**Written problem:** Could you write out every record below exactly, leaving out any pictures?

Stored data:
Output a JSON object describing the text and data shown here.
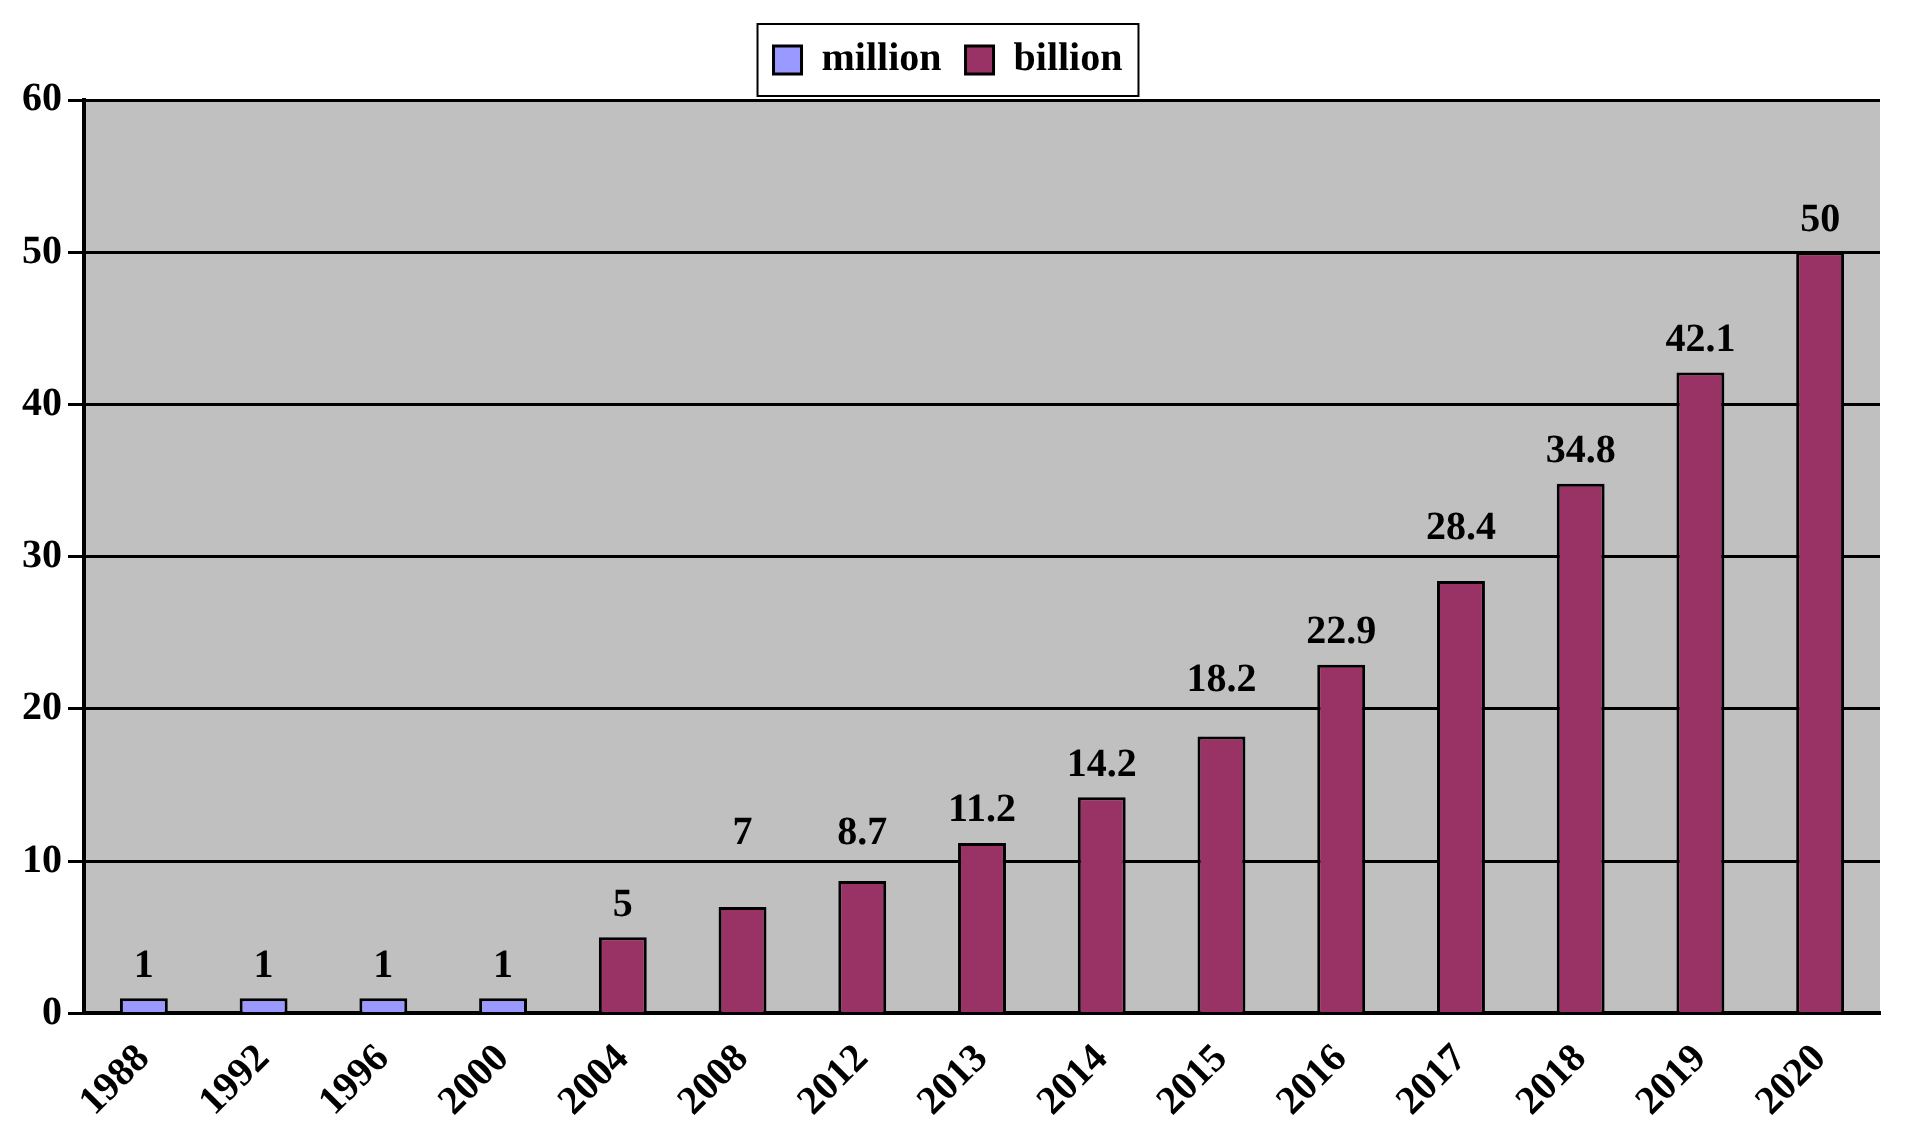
{
  "chart_data": {
    "type": "bar",
    "categories": [
      "1988",
      "1992",
      "1996",
      "2000",
      "2004",
      "2008",
      "2012",
      "2013",
      "2014",
      "2015",
      "2016",
      "2017",
      "2018",
      "2019",
      "2020"
    ],
    "series": [
      {
        "name": "million",
        "color": "#9999ff",
        "values": [
          1,
          1,
          1,
          1,
          null,
          null,
          null,
          null,
          null,
          null,
          null,
          null,
          null,
          null,
          null
        ]
      },
      {
        "name": "billion",
        "color": "#993366",
        "values": [
          null,
          null,
          null,
          null,
          5,
          7,
          8.7,
          11.2,
          14.2,
          18.2,
          22.9,
          28.4,
          34.8,
          42.1,
          50
        ]
      }
    ],
    "ylim": [
      0,
      60
    ],
    "yticks": [
      0,
      10,
      20,
      30,
      40,
      50,
      60
    ],
    "grid": "y",
    "legend": "top",
    "data_labels": true
  }
}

**Complete response:**
Output a JSON object describing the text and data shown here.
{
  "chart_data": {
    "type": "bar",
    "categories": [
      "1988",
      "1992",
      "1996",
      "2000",
      "2004",
      "2008",
      "2012",
      "2013",
      "2014",
      "2015",
      "2016",
      "2017",
      "2018",
      "2019",
      "2020"
    ],
    "series": [
      {
        "name": "million",
        "color": "#9999ff",
        "values": [
          1,
          1,
          1,
          1,
          null,
          null,
          null,
          null,
          null,
          null,
          null,
          null,
          null,
          null,
          null
        ]
      },
      {
        "name": "billion",
        "color": "#993366",
        "values": [
          null,
          null,
          null,
          null,
          5,
          7,
          8.7,
          11.2,
          14.2,
          18.2,
          22.9,
          28.4,
          34.8,
          42.1,
          50
        ]
      }
    ],
    "ylim": [
      0,
      60
    ],
    "yticks": [
      0,
      10,
      20,
      30,
      40,
      50,
      60
    ],
    "grid": "y",
    "legend": "top",
    "data_labels": true
  }
}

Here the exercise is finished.